INSTRUCTIONS TO FOLLOW:
Check each line of the listing below for the word "Alter" and say how many lines have it. Nothing else should be written.

Dataset records:

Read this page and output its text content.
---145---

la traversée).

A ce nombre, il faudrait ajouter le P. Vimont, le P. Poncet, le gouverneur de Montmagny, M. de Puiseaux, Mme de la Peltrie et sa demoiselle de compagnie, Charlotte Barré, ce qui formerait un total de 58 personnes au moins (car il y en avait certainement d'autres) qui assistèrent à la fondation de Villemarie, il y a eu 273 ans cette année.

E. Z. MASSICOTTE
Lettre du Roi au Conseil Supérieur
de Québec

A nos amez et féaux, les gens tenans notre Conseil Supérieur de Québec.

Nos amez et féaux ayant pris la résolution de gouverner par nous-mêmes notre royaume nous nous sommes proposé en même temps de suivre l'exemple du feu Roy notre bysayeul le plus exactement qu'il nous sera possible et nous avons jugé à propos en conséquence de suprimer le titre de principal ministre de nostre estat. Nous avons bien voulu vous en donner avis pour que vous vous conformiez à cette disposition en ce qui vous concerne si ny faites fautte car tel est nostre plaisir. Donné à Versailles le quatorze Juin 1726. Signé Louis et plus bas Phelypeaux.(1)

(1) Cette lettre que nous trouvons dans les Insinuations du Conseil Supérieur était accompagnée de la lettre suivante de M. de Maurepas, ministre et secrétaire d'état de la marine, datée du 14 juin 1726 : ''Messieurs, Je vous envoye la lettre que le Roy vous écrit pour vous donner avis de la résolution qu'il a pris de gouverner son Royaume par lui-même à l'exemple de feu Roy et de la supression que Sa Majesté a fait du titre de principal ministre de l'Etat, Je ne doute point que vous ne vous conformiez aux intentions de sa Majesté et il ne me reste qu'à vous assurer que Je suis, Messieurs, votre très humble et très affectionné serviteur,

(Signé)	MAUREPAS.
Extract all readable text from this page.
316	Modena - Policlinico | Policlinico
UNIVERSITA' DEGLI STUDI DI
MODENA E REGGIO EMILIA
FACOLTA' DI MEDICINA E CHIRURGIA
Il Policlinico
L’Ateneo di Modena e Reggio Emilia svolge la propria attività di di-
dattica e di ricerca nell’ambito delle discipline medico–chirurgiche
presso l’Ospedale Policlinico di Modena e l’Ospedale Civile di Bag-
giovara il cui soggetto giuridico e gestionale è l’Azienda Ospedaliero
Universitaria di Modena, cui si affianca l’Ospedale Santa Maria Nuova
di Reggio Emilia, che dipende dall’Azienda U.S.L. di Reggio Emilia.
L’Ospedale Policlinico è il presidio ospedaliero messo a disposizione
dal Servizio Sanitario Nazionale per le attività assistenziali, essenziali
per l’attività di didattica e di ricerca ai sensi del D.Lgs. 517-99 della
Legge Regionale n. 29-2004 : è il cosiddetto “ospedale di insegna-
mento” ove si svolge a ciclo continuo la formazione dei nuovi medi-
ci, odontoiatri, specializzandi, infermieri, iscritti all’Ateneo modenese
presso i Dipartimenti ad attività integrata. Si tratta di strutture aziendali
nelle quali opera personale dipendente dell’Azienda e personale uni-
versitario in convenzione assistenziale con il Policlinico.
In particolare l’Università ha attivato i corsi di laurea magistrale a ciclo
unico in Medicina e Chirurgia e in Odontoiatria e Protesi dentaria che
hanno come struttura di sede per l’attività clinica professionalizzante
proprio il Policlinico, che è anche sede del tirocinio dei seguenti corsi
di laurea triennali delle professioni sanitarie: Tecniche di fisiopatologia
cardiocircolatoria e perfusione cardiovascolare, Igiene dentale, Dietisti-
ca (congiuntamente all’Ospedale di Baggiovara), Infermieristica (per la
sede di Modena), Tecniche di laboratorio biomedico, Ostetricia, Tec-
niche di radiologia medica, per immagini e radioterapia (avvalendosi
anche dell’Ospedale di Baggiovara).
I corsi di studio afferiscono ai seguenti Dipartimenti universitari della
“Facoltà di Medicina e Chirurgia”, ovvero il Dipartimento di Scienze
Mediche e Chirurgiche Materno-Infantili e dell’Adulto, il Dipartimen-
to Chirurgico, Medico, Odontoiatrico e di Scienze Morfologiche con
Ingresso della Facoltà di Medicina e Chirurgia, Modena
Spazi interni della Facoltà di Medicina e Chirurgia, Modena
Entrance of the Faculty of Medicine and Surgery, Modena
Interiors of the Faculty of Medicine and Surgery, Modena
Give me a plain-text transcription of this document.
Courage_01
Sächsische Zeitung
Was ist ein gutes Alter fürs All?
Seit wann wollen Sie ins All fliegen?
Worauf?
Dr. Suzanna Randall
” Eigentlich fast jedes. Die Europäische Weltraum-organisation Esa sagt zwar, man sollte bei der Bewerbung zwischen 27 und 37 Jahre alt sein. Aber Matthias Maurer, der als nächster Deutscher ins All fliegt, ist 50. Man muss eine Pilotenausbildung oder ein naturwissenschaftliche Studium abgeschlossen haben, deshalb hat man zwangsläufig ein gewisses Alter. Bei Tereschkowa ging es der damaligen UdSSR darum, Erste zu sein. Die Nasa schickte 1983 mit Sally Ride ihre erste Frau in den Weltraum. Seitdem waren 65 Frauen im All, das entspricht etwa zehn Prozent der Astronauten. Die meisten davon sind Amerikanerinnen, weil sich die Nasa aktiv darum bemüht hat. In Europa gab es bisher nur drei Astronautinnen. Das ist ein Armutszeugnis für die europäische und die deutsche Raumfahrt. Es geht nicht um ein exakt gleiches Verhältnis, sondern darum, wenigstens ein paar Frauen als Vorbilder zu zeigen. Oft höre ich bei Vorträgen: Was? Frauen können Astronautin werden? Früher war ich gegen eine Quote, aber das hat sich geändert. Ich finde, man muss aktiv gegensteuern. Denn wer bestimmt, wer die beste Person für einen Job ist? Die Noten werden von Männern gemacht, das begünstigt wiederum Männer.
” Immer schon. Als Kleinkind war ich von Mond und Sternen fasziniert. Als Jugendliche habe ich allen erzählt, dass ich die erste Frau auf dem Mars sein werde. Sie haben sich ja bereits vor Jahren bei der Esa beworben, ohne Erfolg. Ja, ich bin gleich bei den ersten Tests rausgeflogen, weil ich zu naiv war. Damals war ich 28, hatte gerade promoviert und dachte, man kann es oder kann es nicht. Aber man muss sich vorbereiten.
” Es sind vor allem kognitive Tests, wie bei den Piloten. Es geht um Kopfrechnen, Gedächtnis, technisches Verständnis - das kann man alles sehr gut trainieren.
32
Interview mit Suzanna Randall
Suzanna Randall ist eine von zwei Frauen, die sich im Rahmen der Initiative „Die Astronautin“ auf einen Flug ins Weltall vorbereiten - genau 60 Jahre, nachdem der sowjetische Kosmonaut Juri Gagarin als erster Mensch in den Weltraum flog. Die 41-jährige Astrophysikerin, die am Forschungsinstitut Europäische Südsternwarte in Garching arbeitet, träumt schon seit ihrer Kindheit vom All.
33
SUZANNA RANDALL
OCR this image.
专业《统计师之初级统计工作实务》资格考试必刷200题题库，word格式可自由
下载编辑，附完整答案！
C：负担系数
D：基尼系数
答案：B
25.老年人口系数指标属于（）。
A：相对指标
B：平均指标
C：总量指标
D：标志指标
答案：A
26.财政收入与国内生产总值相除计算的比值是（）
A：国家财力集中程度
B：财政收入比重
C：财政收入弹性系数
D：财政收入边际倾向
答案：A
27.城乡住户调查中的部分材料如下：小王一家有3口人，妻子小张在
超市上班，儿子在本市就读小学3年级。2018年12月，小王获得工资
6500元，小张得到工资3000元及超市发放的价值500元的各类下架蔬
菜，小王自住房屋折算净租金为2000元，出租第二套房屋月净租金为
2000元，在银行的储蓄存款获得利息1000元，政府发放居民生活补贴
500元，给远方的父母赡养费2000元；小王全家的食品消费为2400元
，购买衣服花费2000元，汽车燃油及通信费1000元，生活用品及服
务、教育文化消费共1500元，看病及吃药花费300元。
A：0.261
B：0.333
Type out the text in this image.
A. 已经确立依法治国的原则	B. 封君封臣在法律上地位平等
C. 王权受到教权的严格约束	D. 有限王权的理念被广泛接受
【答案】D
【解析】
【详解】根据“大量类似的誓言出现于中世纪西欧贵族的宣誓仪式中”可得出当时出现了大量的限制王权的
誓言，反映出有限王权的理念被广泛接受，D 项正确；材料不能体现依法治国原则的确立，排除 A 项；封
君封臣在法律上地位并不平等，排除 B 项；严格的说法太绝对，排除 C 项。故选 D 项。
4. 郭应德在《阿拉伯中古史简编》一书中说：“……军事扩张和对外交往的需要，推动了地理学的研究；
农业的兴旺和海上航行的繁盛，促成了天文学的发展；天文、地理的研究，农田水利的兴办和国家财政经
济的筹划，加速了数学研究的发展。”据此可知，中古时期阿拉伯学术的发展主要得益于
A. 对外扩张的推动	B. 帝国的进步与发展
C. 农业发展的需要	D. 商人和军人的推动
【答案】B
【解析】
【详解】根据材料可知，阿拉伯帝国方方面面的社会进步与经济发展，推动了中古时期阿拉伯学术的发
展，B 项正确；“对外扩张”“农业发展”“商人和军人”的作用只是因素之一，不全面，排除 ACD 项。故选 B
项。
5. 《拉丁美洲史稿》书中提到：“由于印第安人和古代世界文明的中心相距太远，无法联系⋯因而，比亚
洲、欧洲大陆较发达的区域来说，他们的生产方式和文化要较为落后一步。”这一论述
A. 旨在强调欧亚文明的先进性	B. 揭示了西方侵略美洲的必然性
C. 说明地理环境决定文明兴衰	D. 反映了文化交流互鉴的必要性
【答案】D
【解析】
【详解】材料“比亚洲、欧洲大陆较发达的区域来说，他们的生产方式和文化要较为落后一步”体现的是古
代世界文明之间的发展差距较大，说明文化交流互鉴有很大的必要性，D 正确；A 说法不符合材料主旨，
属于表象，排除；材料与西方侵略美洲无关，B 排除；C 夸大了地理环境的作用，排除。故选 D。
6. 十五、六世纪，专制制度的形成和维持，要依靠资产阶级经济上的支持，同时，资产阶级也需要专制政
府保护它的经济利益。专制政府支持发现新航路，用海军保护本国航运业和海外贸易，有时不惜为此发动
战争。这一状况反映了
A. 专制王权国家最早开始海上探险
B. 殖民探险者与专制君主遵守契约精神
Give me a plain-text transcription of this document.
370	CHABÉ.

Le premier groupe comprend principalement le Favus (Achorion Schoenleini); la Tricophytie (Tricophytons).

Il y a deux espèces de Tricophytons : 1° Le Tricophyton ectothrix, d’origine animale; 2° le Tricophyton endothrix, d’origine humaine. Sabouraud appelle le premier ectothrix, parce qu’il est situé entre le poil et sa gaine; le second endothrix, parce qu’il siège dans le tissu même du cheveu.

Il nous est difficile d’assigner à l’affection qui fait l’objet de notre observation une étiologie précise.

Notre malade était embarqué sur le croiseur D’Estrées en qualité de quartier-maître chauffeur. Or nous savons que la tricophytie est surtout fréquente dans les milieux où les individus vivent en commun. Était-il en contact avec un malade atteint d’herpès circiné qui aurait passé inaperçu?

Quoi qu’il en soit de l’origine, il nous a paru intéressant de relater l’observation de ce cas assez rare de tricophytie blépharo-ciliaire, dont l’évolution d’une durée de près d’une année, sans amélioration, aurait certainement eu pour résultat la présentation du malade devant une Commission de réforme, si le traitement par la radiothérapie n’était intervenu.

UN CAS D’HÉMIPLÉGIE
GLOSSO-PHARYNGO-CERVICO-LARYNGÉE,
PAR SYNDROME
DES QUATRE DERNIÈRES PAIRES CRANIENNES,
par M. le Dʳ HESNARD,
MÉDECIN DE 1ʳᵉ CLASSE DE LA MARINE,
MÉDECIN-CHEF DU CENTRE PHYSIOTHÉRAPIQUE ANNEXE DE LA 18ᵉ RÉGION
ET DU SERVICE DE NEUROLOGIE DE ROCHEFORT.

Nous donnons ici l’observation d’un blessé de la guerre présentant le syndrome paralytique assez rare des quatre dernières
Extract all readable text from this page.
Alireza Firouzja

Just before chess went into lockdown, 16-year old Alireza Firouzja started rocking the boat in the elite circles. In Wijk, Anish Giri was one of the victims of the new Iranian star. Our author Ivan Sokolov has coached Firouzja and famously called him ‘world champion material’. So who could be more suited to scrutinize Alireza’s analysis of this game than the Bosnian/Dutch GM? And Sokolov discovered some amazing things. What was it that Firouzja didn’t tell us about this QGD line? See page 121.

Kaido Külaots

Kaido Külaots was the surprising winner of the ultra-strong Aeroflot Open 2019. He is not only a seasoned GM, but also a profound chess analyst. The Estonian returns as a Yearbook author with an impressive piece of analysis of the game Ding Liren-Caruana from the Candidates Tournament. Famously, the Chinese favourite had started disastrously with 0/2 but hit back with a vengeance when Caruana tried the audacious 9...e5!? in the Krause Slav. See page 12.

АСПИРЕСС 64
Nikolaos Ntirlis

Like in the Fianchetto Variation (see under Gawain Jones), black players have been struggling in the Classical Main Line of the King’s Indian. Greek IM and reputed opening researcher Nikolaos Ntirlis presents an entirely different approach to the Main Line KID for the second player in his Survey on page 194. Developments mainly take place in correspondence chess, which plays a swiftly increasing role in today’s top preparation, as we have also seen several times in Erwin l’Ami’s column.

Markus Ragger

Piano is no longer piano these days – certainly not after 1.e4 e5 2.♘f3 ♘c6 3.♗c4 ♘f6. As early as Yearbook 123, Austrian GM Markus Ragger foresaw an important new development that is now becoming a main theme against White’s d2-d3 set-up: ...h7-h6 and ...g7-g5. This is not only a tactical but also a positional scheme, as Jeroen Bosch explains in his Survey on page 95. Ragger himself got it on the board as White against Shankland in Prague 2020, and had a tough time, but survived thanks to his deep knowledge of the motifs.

COMPLETED EXERCISE:
2